──────── Provided data

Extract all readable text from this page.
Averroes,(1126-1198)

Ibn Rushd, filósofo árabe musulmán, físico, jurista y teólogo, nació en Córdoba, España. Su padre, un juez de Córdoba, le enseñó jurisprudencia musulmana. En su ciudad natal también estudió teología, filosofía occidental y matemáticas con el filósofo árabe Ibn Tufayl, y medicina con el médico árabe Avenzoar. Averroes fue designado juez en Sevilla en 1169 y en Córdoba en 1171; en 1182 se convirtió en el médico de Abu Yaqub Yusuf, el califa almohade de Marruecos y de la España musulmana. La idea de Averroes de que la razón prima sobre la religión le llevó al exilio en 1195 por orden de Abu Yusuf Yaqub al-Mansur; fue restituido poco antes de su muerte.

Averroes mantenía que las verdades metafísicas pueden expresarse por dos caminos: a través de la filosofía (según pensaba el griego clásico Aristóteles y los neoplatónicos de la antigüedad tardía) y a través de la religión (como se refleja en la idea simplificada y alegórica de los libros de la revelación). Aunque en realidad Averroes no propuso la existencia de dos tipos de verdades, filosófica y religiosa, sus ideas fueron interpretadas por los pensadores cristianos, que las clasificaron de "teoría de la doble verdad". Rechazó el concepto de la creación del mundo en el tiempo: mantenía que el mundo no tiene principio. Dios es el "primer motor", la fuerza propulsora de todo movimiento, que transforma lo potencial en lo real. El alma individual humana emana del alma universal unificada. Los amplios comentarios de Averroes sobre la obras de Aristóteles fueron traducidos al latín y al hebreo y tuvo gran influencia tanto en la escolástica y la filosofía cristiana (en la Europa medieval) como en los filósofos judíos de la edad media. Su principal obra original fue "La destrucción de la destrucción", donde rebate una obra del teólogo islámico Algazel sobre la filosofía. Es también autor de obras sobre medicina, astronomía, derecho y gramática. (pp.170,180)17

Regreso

────────────────

**Exercise requirements:** Search the records for the word "idea", then list every line that has it.

**Expected answer:**
Ibn Rushd, filósofo árabe musulmán, físico, jurista y teólogo, nació en Córdoba, España. Su padre, un juez de Córdoba, le enseñó jurisprudencia musulmana. En su ciudad natal también estudió teología, filosofía occidental y matemáticas con el filósofo árabe Ibn Tufayl, y medicina con el médico árabe Avenzoar. Averroes fue designado juez en Sevilla en 1169 y en Córdoba en 1171; en 1182 se convirtió en el médico de Abu Yaqub Yusuf, el califa almohade de Marruecos y de la España musulmana. La idea de Averroes de que la razón prima sobre la religión le llevó al exilio en 1195 por orden de Abu Yusuf Yaqub al-Mansur; fue restituido poco antes de su muerte.
Averroes mantenía que las verdades metafísicas pueden expresarse por dos caminos: a través de la filosofía (según pensaba el griego clásico Aristóteles y los neoplatónicos de la antigüedad tardía) y a través de la religión (como se refleja en la idea simplificada y alegórica de los libros de la revelación). Aunque en realidad Averroes no propuso la existencia de dos tipos de verdades, filosófica y religiosa, sus ideas fueron interpretadas por los pensadores cristianos, que las clasificaron de "teoría de la doble verdad". Rechazó el concepto de la creación del mundo en el tiempo: mantenía que el mundo no tiene principio. Dios es el "primer motor", la fuerza propulsora de todo movimiento, que transforma lo potencial en lo real. El alma individual humana emana del alma universal unificada. Los amplios comentarios de Averroes sobre la obras de Aristóteles fueron traducidos al latín y al hebreo y tuvo gran influencia tanto en la escolástica y la filosofía cristiana (en la Europa medieval) como en los filósofos judíos de la edad media. Su principal obra original fue "La destrucción de la destrucción", donde rebate una obra del teólogo islámico Algazel sobre la filosofía. Es también autor de obras sobre medicina, astronomía, derecho y gramática. (pp.170,180)17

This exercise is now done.